*Vorliegender Text*.
Rheinberg: Grüne: Andere Stromanbieter prüfen
zuletzt aktualisiert: 04.07.2009Rheinberg (RPO). Dass die Stadt Rheinberg in 2006 / 7 ihren Stromvertrag mit dem bisherigen Lieferanten in alter Gewohnheit für weitere sechs Jahre verlängerte, stößt den Grünen mächtig auf. Ratsherr Jürgen Bartsch gestern: "Es gibt kaum einen Bereich, der sich so schnell wandelt wie der Energiesektor.
Daher darf sich eine Stadt nicht so lange festlegen." Zumal es bei einem Anbieterwechsel Einsparpotenzial gebe. Ratsmitglied Dr. Wolfgang Pahlmann: "Die Stadt kauft im Jahr Strom für rund 600 000 ein. Bis zu fünf Prozent Ersparnis sind möglich – und man bekäme dafür sogar hundert Prozent regenerative Energie." Was 2659 Tonnen des "Klimakillers" CO2 vermeiden würde. Die Grünen-Position: "Die Politik muss im Sinne des Klimakonzeptes beteiligt werden, wenn über einen Anschlussvertrag gesprochen wird". Der Kreis Wesel sei ein gutes Vorbild.

*Angezeigte Einträge*.
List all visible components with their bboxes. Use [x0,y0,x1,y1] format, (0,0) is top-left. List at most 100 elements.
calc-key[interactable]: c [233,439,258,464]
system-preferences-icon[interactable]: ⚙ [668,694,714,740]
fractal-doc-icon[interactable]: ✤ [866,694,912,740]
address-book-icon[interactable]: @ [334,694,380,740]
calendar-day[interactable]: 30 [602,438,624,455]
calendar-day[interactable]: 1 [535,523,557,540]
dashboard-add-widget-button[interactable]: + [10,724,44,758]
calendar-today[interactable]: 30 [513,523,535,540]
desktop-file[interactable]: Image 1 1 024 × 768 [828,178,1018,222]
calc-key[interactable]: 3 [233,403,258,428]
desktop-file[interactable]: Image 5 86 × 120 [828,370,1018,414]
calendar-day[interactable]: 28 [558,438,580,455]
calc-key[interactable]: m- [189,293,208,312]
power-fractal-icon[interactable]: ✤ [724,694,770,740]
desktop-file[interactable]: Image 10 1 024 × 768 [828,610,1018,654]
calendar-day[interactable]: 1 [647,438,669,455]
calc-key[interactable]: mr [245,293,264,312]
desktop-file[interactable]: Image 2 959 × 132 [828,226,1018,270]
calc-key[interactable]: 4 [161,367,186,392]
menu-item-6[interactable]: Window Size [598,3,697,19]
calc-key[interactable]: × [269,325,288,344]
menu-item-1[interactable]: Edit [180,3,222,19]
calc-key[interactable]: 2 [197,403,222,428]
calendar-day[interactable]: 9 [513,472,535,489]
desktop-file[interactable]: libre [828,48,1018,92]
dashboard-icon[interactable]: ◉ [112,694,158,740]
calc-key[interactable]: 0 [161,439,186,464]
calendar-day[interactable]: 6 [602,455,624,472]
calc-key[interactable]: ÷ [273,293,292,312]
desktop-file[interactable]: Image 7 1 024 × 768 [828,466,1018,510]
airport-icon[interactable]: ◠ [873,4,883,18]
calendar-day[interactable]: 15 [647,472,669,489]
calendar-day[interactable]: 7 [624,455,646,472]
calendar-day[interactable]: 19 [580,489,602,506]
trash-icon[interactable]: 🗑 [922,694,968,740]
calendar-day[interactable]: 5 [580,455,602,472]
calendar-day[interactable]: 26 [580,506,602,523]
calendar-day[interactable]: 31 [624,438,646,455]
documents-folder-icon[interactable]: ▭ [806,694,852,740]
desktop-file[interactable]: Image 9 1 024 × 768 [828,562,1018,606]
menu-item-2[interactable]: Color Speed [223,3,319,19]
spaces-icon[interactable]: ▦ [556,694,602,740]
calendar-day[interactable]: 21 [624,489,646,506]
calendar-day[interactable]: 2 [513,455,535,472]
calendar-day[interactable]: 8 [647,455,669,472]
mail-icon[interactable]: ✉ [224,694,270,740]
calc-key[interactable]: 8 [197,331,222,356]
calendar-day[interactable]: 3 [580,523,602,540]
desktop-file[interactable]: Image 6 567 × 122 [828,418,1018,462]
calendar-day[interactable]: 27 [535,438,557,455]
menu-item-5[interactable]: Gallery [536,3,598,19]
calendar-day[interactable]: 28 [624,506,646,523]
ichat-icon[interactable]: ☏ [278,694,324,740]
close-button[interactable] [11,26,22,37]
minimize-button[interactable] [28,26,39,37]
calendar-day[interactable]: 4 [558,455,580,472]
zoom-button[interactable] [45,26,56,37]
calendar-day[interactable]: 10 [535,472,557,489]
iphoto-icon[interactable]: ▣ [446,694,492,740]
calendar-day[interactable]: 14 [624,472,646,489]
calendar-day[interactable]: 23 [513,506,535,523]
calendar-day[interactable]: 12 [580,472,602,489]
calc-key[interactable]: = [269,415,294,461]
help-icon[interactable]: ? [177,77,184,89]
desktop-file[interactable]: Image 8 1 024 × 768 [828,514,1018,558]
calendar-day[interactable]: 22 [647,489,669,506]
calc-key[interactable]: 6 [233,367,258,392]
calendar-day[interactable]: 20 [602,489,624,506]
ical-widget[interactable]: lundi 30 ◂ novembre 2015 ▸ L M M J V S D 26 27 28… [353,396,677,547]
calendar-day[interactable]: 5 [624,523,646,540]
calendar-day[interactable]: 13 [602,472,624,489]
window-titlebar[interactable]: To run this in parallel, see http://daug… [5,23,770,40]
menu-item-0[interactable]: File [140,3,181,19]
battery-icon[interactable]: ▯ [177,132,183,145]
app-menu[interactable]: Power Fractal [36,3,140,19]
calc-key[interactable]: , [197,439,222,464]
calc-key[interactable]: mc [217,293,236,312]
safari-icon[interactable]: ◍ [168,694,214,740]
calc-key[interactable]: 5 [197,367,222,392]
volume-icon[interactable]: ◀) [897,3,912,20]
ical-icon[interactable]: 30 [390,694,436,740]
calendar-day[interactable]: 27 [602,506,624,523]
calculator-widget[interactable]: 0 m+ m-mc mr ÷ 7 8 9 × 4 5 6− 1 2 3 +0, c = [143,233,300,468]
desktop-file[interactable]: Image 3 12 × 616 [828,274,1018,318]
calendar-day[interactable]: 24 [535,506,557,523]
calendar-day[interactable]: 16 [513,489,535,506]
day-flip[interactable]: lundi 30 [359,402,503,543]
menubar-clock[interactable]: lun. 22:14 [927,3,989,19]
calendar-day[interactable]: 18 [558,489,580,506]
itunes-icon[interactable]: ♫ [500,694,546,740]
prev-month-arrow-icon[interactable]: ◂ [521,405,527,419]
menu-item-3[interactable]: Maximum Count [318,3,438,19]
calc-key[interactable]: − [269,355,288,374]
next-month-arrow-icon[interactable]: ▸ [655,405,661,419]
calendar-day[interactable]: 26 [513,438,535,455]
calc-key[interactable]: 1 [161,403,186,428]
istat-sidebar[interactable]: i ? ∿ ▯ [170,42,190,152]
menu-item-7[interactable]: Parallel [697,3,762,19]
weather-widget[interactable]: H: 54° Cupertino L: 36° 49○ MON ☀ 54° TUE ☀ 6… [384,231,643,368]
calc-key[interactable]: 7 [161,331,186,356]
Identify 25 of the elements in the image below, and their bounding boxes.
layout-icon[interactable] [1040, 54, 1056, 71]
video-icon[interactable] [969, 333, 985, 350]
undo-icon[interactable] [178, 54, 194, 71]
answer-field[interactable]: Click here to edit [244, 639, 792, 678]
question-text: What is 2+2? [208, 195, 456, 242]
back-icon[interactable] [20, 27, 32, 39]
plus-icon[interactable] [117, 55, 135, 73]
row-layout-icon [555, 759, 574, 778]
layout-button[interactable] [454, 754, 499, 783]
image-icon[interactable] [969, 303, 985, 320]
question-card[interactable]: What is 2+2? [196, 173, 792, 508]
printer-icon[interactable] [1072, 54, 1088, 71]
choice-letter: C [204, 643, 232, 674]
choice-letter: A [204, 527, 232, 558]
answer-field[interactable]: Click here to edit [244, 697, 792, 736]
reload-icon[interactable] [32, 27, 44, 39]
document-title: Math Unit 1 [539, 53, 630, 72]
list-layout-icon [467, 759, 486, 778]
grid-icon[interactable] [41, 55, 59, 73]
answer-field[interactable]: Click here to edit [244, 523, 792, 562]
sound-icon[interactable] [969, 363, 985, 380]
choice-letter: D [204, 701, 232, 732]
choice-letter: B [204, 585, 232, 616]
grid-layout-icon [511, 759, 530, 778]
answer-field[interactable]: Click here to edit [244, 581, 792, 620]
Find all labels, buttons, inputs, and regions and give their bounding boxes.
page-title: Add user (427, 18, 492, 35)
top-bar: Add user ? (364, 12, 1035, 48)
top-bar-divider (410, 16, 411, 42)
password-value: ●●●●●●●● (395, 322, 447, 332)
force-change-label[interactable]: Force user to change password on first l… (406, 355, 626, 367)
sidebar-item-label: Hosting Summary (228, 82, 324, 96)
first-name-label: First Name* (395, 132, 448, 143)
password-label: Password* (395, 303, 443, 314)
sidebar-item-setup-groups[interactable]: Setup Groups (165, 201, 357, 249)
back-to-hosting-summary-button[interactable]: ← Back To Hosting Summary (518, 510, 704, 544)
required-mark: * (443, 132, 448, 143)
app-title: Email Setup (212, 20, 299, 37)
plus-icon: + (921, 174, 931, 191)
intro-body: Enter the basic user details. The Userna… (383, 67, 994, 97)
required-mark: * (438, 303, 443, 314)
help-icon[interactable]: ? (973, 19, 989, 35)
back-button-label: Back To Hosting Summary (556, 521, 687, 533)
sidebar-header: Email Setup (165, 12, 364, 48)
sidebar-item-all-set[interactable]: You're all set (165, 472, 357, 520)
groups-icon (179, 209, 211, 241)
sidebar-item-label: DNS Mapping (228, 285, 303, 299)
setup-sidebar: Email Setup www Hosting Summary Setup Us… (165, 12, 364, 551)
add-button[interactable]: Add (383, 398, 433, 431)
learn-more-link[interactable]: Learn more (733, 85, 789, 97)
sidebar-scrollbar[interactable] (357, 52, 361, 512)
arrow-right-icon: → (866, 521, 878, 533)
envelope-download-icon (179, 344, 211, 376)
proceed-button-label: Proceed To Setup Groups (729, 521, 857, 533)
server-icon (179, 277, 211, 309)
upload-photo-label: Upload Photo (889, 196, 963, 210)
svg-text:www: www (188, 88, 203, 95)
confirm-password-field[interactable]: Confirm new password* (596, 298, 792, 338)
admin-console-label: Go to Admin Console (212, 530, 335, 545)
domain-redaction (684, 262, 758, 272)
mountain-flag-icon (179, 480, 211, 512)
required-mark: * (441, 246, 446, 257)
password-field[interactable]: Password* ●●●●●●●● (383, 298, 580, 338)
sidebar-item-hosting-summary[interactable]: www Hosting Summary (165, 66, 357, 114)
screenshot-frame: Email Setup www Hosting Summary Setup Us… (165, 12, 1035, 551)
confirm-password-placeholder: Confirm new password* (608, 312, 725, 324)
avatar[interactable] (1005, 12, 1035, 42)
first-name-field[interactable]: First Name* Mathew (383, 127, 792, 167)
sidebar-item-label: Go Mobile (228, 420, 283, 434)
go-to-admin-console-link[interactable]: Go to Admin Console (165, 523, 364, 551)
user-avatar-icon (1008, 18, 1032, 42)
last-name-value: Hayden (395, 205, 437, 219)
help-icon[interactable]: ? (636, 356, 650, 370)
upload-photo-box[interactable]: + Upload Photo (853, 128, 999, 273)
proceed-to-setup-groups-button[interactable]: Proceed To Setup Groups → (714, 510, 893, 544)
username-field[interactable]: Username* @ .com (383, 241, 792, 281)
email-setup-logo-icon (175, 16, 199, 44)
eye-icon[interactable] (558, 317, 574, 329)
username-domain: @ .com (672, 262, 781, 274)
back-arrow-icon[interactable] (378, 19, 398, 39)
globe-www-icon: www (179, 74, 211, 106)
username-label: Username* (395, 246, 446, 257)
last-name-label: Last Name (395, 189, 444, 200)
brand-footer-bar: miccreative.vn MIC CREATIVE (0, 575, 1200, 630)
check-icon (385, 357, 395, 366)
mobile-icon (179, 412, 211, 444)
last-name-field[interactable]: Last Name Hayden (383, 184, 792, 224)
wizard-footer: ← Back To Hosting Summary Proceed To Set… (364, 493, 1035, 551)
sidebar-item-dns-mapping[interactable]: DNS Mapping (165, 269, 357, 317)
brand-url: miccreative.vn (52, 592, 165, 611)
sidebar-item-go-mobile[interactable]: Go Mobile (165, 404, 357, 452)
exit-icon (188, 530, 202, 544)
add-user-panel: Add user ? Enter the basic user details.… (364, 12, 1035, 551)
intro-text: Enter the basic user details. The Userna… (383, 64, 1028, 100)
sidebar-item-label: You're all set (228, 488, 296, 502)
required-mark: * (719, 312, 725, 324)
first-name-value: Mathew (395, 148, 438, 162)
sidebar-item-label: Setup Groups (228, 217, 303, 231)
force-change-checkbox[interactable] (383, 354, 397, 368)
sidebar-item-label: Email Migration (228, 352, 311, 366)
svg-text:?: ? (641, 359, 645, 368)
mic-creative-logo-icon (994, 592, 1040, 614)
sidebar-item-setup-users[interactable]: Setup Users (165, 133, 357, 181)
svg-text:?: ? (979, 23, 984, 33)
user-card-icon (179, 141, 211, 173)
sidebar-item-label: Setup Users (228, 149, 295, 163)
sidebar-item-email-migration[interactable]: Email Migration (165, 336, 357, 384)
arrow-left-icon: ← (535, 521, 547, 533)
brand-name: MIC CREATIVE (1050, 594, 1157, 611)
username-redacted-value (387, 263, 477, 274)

*Aufgabenliste*.
**a.** Gib aus dem Artikel über den Rheinberger Stromvertrag alles von „Rheinberg: Grüne: Andere“ bis hinunter zu „wie der Energiesektor.“ wörtlich wieder.
**b.** Fasse den Absatz des Artikels über den Rheinberger Stromvertrag, der mit „Daher darf sich eine Stadt“ beginnt, als kurze Liste seiner wichtigsten Aussagen zusammen.
**c.** Nimm den Artikel über den Rheinberger Stromvertrag nach seinem letzten Satz wieder auf und schreibe ihn weiter.

*Antworten*.
**a.**
Rheinberg: Grüne: Andere Stromanbieter prüfen
zuletzt aktualisiert: 04.07.2009Rheinberg (RPO). Dass die Stadt Rheinberg in 2006 / 7 ihren Stromvertrag mit dem bisherigen Lieferanten in alter Gewohnheit für weitere sechs Jahre verlängerte, stößt den Grünen mächtig auf. Ratsherr Jürgen Bartsch gestern: "Es gibt kaum einen Bereich, der sich so schnell wandelt wie der Energiesektor.

**b.**
- Eine Stadt darf sich beim Strom nicht so lange an einen Anbieter binden.
- Ein Anbieterwechsel bietet Einsparpotenzial.
- Laut Dr. Wolfgang Pahlmann sind bis zu fünf Prozent Ersparnis möglich, und das sogar mit hundert Prozent regenerativer Energie.
- Damit ließen sich 2659 Tonnen CO2 vermeiden.
- Die Grünen fordern, dass die Politik im Sinne des Klimakonzeptes beteiligt wird, wenn über einen Anschlussvertrag gesprochen wird.
- Der Kreis Wesel gilt ihnen als gutes Vorbild.

**c.**
Bereits Mitte 2011 läuft der alte Konzessionsvertrag über das Stromnetz in Rheinberg aus. Auch das ist für die Grünen ein wichtiges Thema, denn sie möchten die Leitungen in die kommunale Regie holen. Wie das beim Wasserwerk gelungen sei, auch der DienstLeistungsBetrieb (Altpapier) sei ein gutes Beispiel, findet Jürgen Bartsch. Dabei gehe es u.a. um Aspekte wie Versorgungssicherheit und die Chance, dezentral Energie nutzbar zu machen.